Task description |
Copy the records below, from the line containing "What's the underlying" through the last line; leave out pictures.

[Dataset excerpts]
— START —

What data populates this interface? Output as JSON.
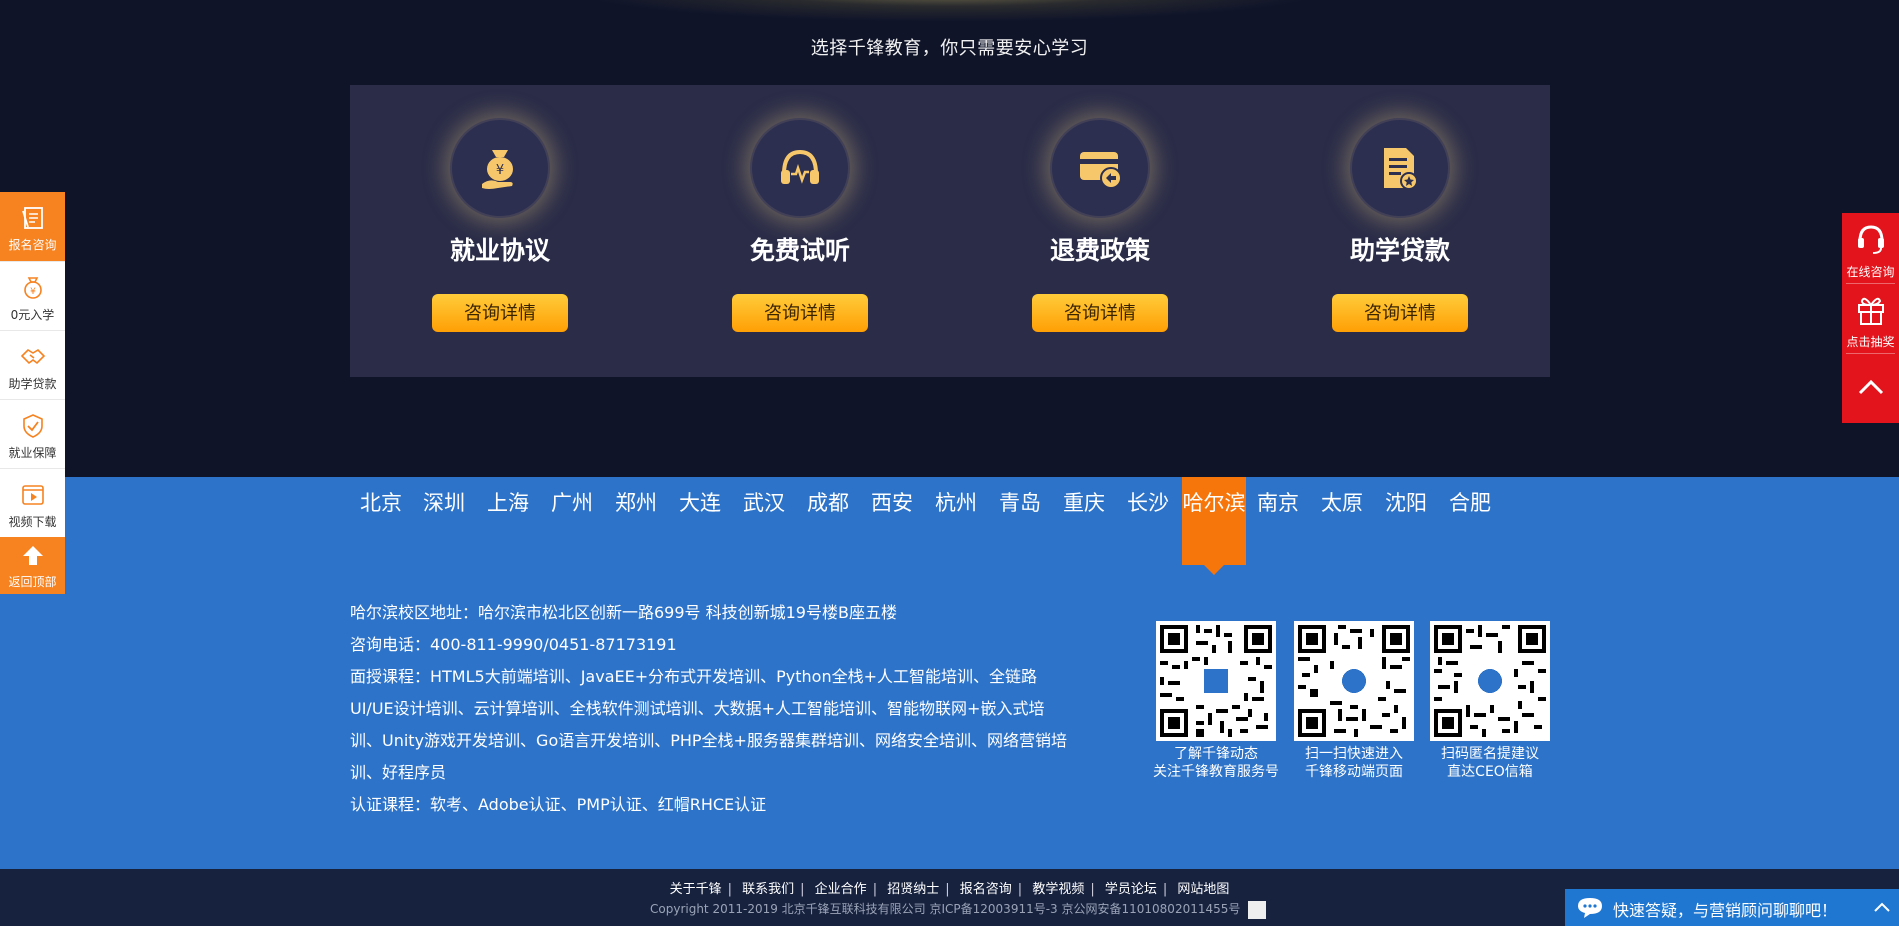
{
  "tagline": "选择千锋教育，你只需要安心学习",
  "features": [
    {
      "icon": "money-bag-icon",
      "title": "就业协议",
      "button": "咨询详情"
    },
    {
      "icon": "headphones-icon",
      "title": "免费试听",
      "button": "咨询详情"
    },
    {
      "icon": "refund-card-icon",
      "title": "退费政策",
      "button": "咨询详情"
    },
    {
      "icon": "document-icon",
      "title": "助学贷款",
      "button": "咨询详情"
    }
  ],
  "cities": [
    "北京",
    "深圳",
    "上海",
    "广州",
    "郑州",
    "大连",
    "武汉",
    "成都",
    "西安",
    "杭州",
    "青岛",
    "重庆",
    "长沙",
    "哈尔滨",
    "南京",
    "太原",
    "沈阳",
    "合肥"
  ],
  "active_city": "哈尔滨",
  "campus": {
    "address": "哈尔滨校区地址：哈尔滨市松北区创新一路699号 科技创新城19号楼B座五楼",
    "phone": "咨询电话：400-811-9990/0451-87173191",
    "courses_line1": "面授课程：HTML5大前端培训、JavaEE+分布式开发培训、Python全栈+人工智能培训、全链路",
    "courses_line2": "UI/UE设计培训、云计算培训、全栈软件测试培训、大数据+人工智能培训、智能物联网+嵌入式培",
    "courses_line3": "训、Unity游戏开发培训、Go语言开发培训、PHP全栈+服务器集群培训、网络安全培训、网络营销培",
    "courses_line4": "训、好程序员",
    "certs": "认证课程：软考、Adobe认证、PMP认证、红帽RHCE认证"
  },
  "qrcodes": [
    {
      "line1": "了解千锋动态",
      "line2": "关注千锋教育服务号"
    },
    {
      "line1": "扫一扫快速进入",
      "line2": "千锋移动端页面"
    },
    {
      "line1": "扫码匿名提建议",
      "line2": "直达CEO信箱"
    }
  ],
  "footer_links": [
    "关于千锋",
    "联系我们",
    "企业合作",
    "招贤纳士",
    "报名咨询",
    "教学视频",
    "学员论坛",
    "网站地图"
  ],
  "copyright": "Copyright 2011-2019  北京千锋互联科技有限公司  京ICP备12003911号-3  京公网安备11010802011455号",
  "left_sidebar": [
    {
      "label": "报名咨询",
      "icon": "signup-form-icon",
      "highlight": true
    },
    {
      "label": "0元入学",
      "icon": "money-bag-icon",
      "highlight": false
    },
    {
      "label": "助学贷款",
      "icon": "handshake-icon",
      "highlight": false
    },
    {
      "label": "就业保障",
      "icon": "shield-check-icon",
      "highlight": false
    },
    {
      "label": "视频下载",
      "icon": "video-icon",
      "highlight": false
    },
    {
      "label": "返回顶部",
      "icon": "arrow-up-icon",
      "highlight": true
    }
  ],
  "right_sidebar": [
    {
      "label": "在线咨询",
      "icon": "headset-icon"
    },
    {
      "label": "点击抽奖",
      "icon": "gift-icon"
    },
    {
      "label": "",
      "icon": "chevron-up-icon"
    }
  ],
  "chat_bar": {
    "text": "快速答疑，与营销顾问聊聊吧！",
    "icon": "chat-bubble-icon"
  },
  "colors": {
    "page_bg": "#0f1429",
    "panel_bg": "#2a2c48",
    "footer_blue": "#2c73c9",
    "accent_orange": "#f7760c",
    "button_gold": "#ffb21a",
    "sidebar_red": "#e3141c",
    "chat_blue": "#1f77d1"
  }
}
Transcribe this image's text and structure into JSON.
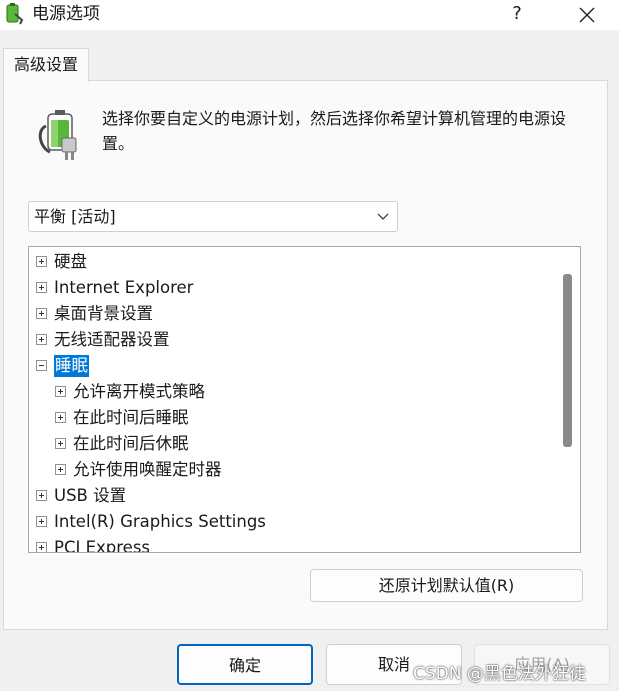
{
  "window": {
    "title": "电源选项",
    "help_label": "?",
    "app_icon": "battery-plug-icon",
    "close_icon": "close-icon"
  },
  "tabs": [
    {
      "label": "高级设置"
    }
  ],
  "intro": {
    "icon": "power-plan-icon",
    "text": "选择你要自定义的电源计划，然后选择你希望计算机管理的电源设置。"
  },
  "plan_select": {
    "value": "平衡 [活动]",
    "icon": "chevron-down-icon"
  },
  "tree": {
    "items": [
      {
        "label": "硬盘",
        "state": "collapsed",
        "level": 0
      },
      {
        "label": "Internet Explorer",
        "state": "collapsed",
        "level": 0
      },
      {
        "label": "桌面背景设置",
        "state": "collapsed",
        "level": 0
      },
      {
        "label": "无线适配器设置",
        "state": "collapsed",
        "level": 0
      },
      {
        "label": "睡眠",
        "state": "expanded",
        "level": 0,
        "selected": true
      },
      {
        "label": "允许离开模式策略",
        "state": "collapsed",
        "level": 1
      },
      {
        "label": "在此时间后睡眠",
        "state": "collapsed",
        "level": 1
      },
      {
        "label": "在此时间后休眠",
        "state": "collapsed",
        "level": 1
      },
      {
        "label": "允许使用唤醒定时器",
        "state": "collapsed",
        "level": 1
      },
      {
        "label": "USB 设置",
        "state": "collapsed",
        "level": 0
      },
      {
        "label": "Intel(R) Graphics Settings",
        "state": "collapsed",
        "level": 0
      },
      {
        "label": "PCI Express",
        "state": "collapsed",
        "level": 0
      }
    ]
  },
  "restore_button": "还原计划默认值(R)",
  "footer": {
    "ok": "确定",
    "cancel": "取消",
    "apply": "应用(A)"
  },
  "watermark": "CSDN @黑色法外狂徒",
  "colors": {
    "selection": "#0078d7",
    "primary_border": "#0067c0",
    "battery_green": "#4caf32"
  }
}
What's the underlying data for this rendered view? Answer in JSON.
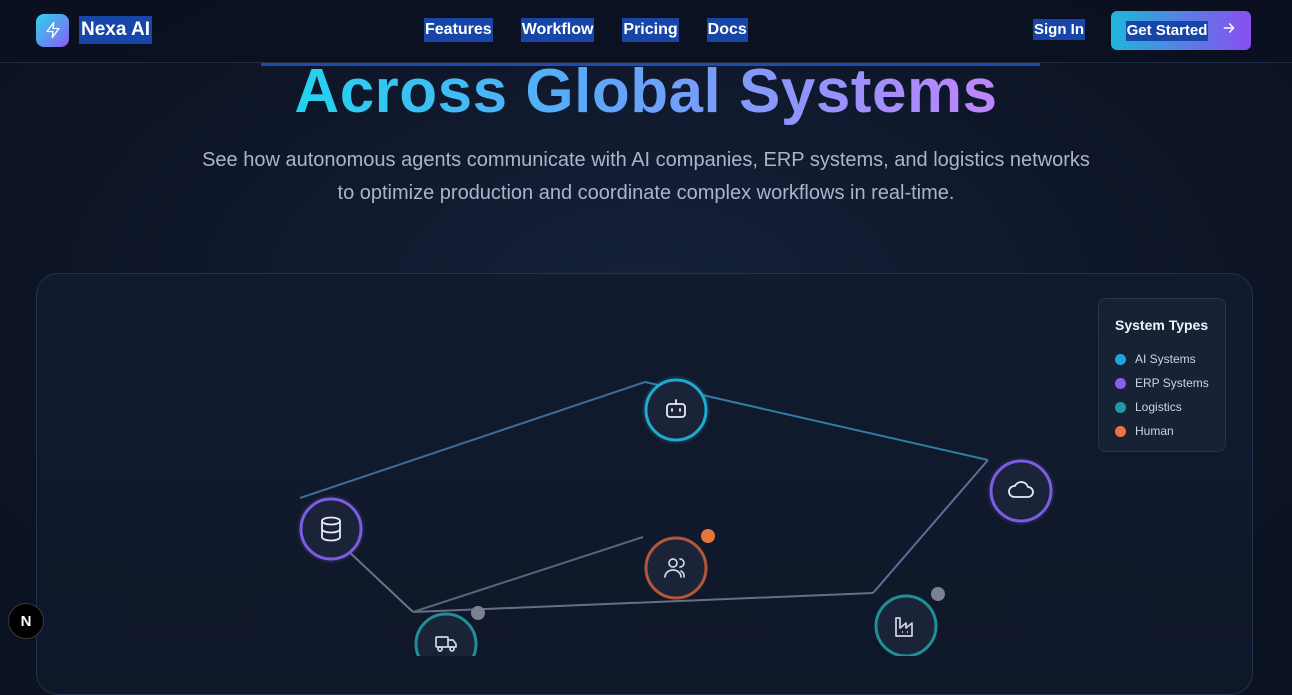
{
  "header": {
    "brand": "Nexa AI",
    "logo_icon": "lightning-icon",
    "nav": [
      {
        "label": "Features"
      },
      {
        "label": "Workflow"
      },
      {
        "label": "Pricing"
      },
      {
        "label": "Docs"
      }
    ],
    "sign_in": "Sign In",
    "cta": "Get Started",
    "cta_icon": "arrow-right-icon"
  },
  "hero": {
    "title": "Across Global Systems",
    "subtitle": "See how autonomous agents communicate with AI companies, ERP systems, and logistics networks to optimize production and coordinate complex workflows in real-time."
  },
  "legend": {
    "title": "System Types",
    "items": [
      {
        "label": "AI Systems",
        "color": "#1ea5dc"
      },
      {
        "label": "ERP Systems",
        "color": "#8b5cf6"
      },
      {
        "label": "Logistics",
        "color": "#1f9aa5"
      },
      {
        "label": "Human",
        "color": "#e8763a"
      }
    ]
  },
  "network_nodes": [
    {
      "name": "ai-bot-node",
      "icon": "bot-icon",
      "type": "AI Systems"
    },
    {
      "name": "cloud-node",
      "icon": "cloud-icon",
      "type": "ERP Systems"
    },
    {
      "name": "database-node",
      "icon": "database-icon",
      "type": "ERP Systems"
    },
    {
      "name": "human-node",
      "icon": "users-icon",
      "type": "Human"
    },
    {
      "name": "truck-node",
      "icon": "truck-icon",
      "type": "Logistics"
    },
    {
      "name": "factory-node",
      "icon": "factory-icon",
      "type": "Logistics"
    }
  ],
  "colors": {
    "accent_cyan": "#22d3ee",
    "accent_purple": "#8b5cf6",
    "background": "#0d1527"
  },
  "dev_badge": "N"
}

— END —

Correct answer |
What's the underlying data for this rendered view? Answer in JSON.
{
  "header": {
    "brand": "Nexa AI",
    "logo_icon": "lightning-icon",
    "nav": [
      {
        "label": "Features"
      },
      {
        "label": "Workflow"
      },
      {
        "label": "Pricing"
      },
      {
        "label": "Docs"
      }
    ],
    "sign_in": "Sign In",
    "cta": "Get Started",
    "cta_icon": "arrow-right-icon"
  },
  "hero": {
    "title": "Across Global Systems",
    "subtitle": "See how autonomous agents communicate with AI companies, ERP systems, and logistics networks to optimize production and coordinate complex workflows in real-time."
  },
  "legend": {
    "title": "System Types",
    "items": [
      {
        "label": "AI Systems",
        "color": "#1ea5dc"
      },
      {
        "label": "ERP Systems",
        "color": "#8b5cf6"
      },
      {
        "label": "Logistics",
        "color": "#1f9aa5"
      },
      {
        "label": "Human",
        "color": "#e8763a"
      }
    ]
  },
  "network_nodes": [
    {
      "name": "ai-bot-node",
      "icon": "bot-icon",
      "type": "AI Systems"
    },
    {
      "name": "cloud-node",
      "icon": "cloud-icon",
      "type": "ERP Systems"
    },
    {
      "name": "database-node",
      "icon": "database-icon",
      "type": "ERP Systems"
    },
    {
      "name": "human-node",
      "icon": "users-icon",
      "type": "Human"
    },
    {
      "name": "truck-node",
      "icon": "truck-icon",
      "type": "Logistics"
    },
    {
      "name": "factory-node",
      "icon": "factory-icon",
      "type": "Logistics"
    }
  ],
  "colors": {
    "accent_cyan": "#22d3ee",
    "accent_purple": "#8b5cf6",
    "background": "#0d1527"
  },
  "dev_badge": "N"
}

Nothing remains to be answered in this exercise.